> [Task requirements]
Copy the records below exactly, leaving out every picture.

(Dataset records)
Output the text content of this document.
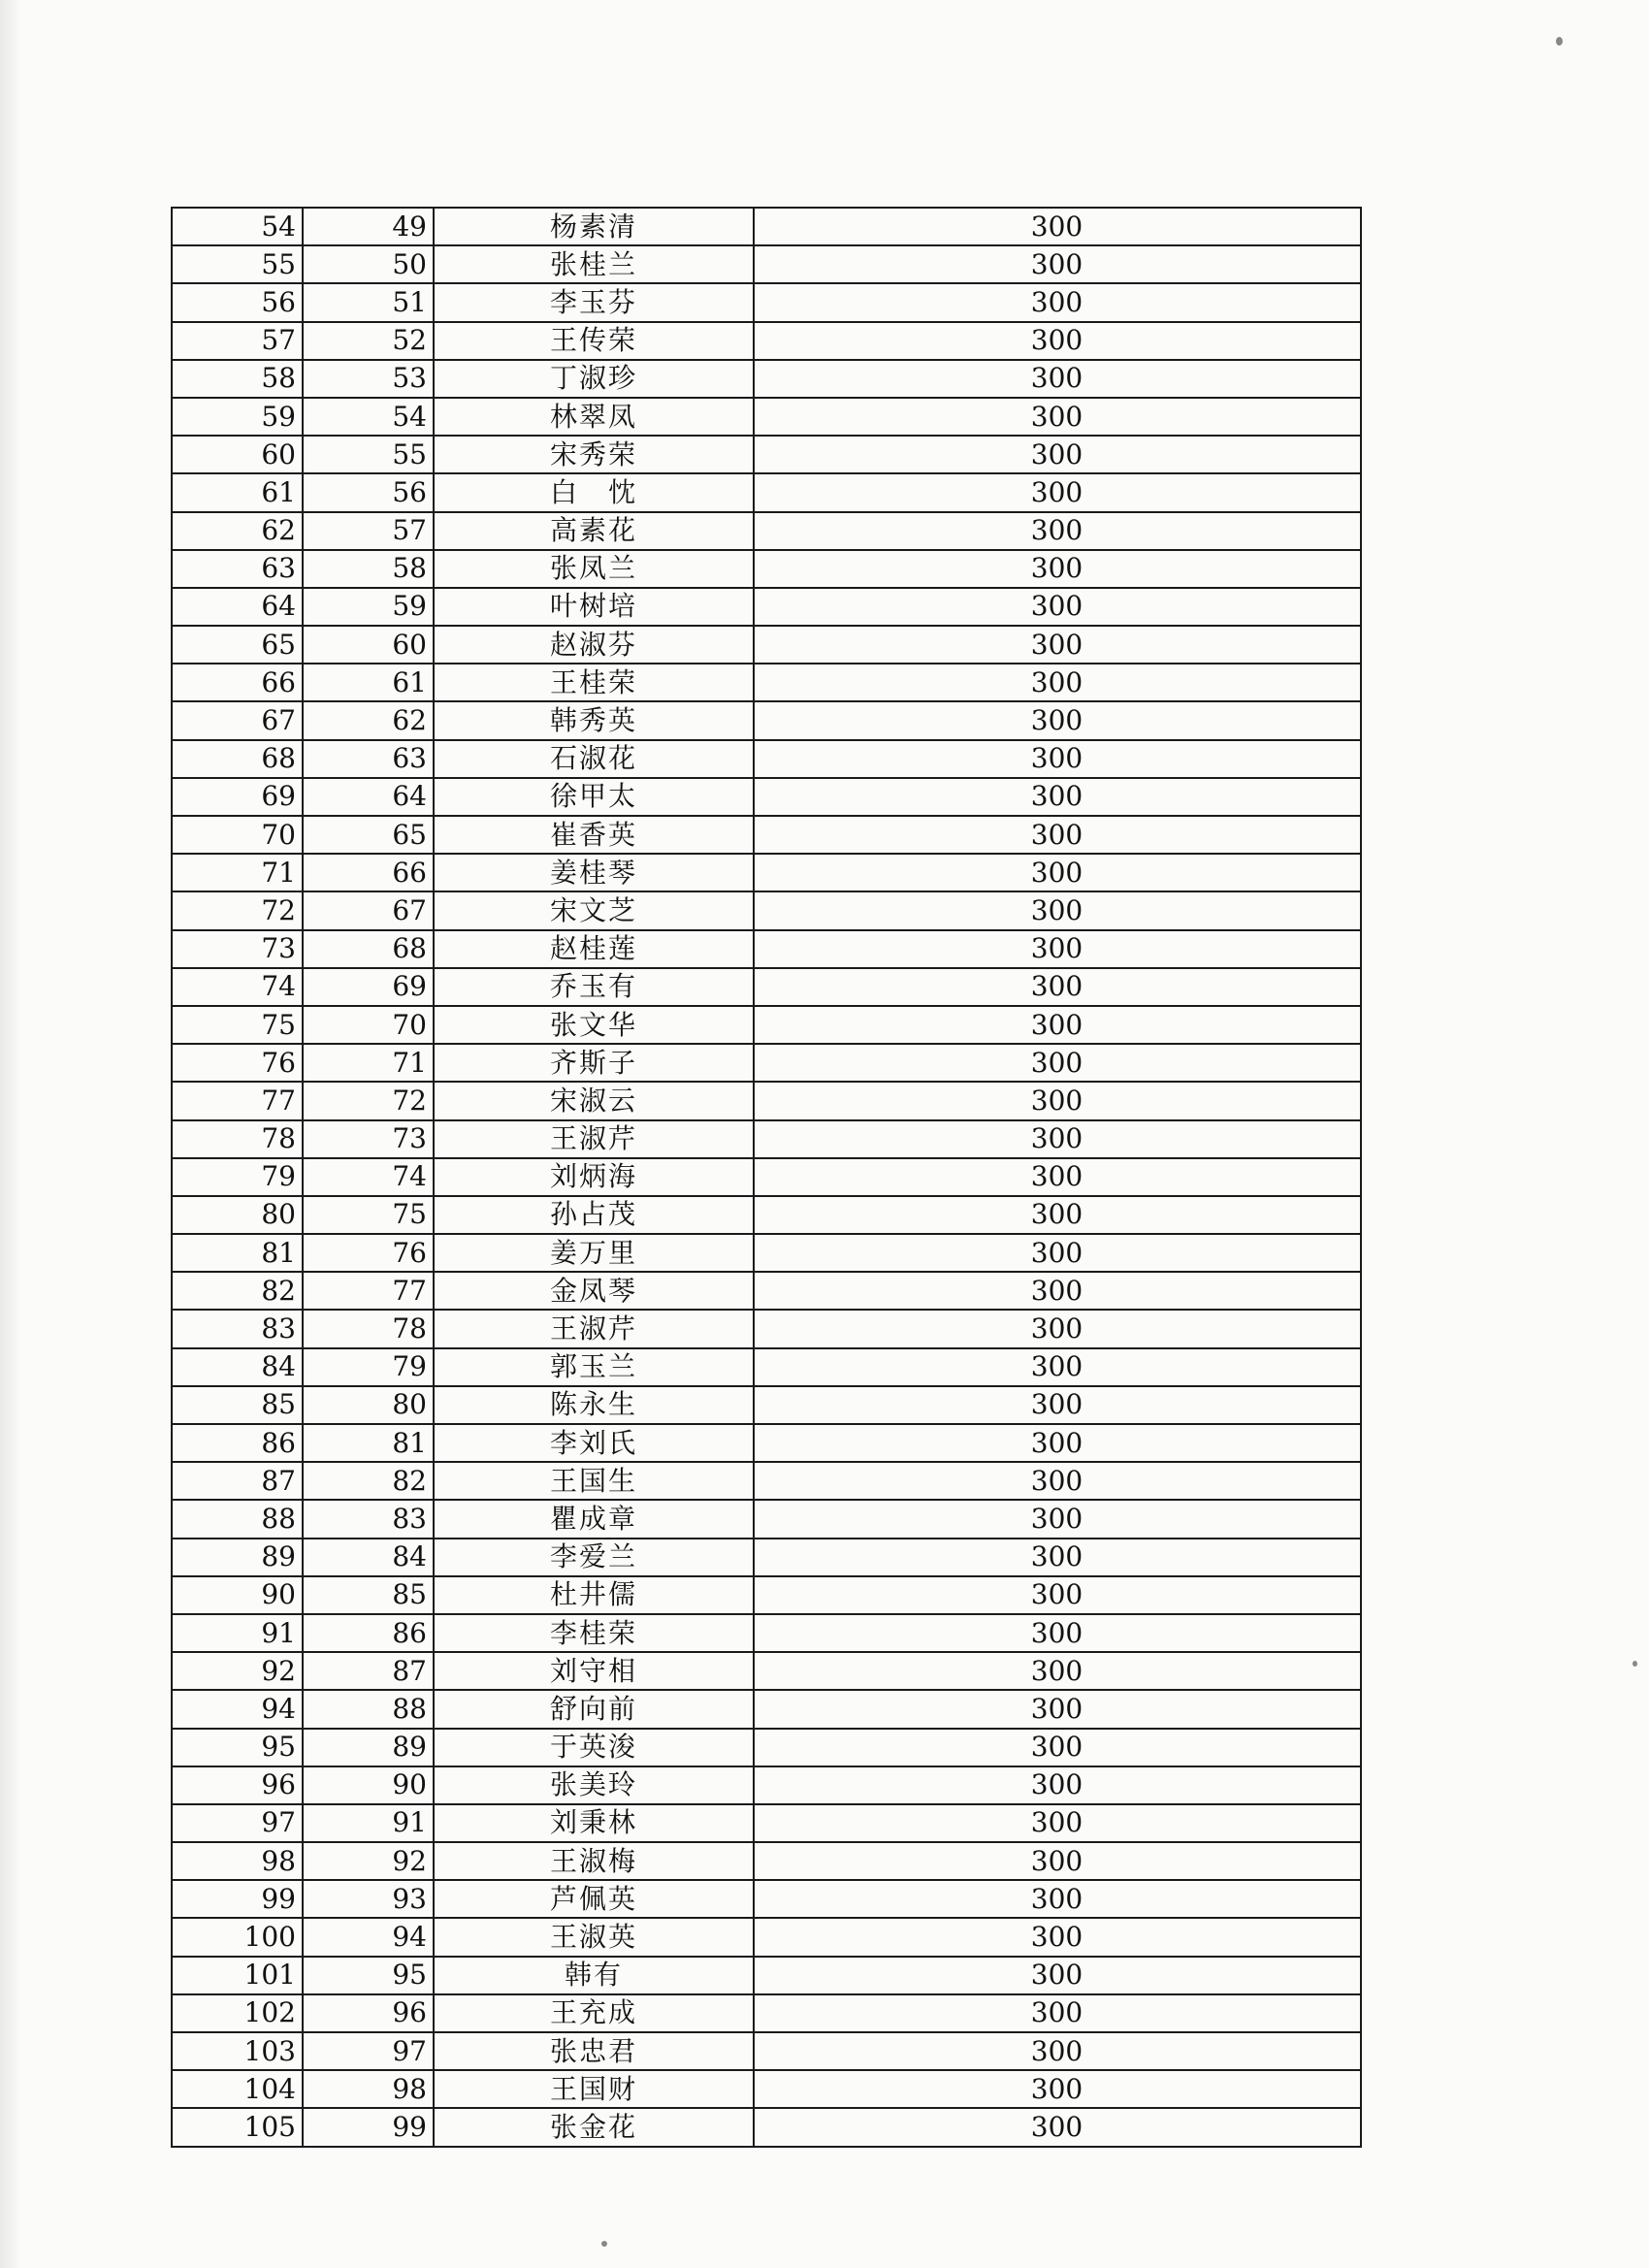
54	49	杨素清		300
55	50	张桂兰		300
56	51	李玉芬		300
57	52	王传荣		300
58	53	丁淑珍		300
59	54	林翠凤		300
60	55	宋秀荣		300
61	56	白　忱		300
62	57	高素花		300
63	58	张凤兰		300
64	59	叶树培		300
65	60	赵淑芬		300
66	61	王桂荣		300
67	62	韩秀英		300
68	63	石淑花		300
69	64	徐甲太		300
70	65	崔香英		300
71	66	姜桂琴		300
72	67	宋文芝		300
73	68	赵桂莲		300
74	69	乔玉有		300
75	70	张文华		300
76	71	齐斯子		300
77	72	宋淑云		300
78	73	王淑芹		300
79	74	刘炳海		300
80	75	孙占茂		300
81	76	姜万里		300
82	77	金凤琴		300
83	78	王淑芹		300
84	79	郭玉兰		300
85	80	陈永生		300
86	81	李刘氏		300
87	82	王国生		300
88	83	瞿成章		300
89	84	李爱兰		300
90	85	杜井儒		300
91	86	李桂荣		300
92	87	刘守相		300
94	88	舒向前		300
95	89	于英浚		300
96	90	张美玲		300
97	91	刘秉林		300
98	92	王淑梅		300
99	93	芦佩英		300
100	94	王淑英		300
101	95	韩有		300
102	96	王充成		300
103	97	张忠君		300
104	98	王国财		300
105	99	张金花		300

> [Written response]
Output the text content of this document.
54	49	杨素清		300
55	50	张桂兰		300
56	51	李玉芬		300
57	52	王传荣		300
58	53	丁淑珍		300
59	54	林翠凤		300
60	55	宋秀荣		300
61	56	白　忱		300
62	57	高素花		300
63	58	张凤兰		300
64	59	叶树培		300
65	60	赵淑芬		300
66	61	王桂荣		300
67	62	韩秀英		300
68	63	石淑花		300
69	64	徐甲太		300
70	65	崔香英		300
71	66	姜桂琴		300
72	67	宋文芝		300
73	68	赵桂莲		300
74	69	乔玉有		300
75	70	张文华		300
76	71	齐斯子		300
77	72	宋淑云		300
78	73	王淑芹		300
79	74	刘炳海		300
80	75	孙占茂		300
81	76	姜万里		300
82	77	金凤琴		300
83	78	王淑芹		300
84	79	郭玉兰		300
85	80	陈永生		300
86	81	李刘氏		300
87	82	王国生		300
88	83	瞿成章		300
89	84	李爱兰		300
90	85	杜井儒		300
91	86	李桂荣		300
92	87	刘守相		300
94	88	舒向前		300
95	89	于英浚		300
96	90	张美玲		300
97	91	刘秉林		300
98	92	王淑梅		300
99	93	芦佩英		300
100	94	王淑英		300
101	95	韩有		300
102	96	王充成		300
103	97	张忠君		300
104	98	王国财		300
105	99	张金花		300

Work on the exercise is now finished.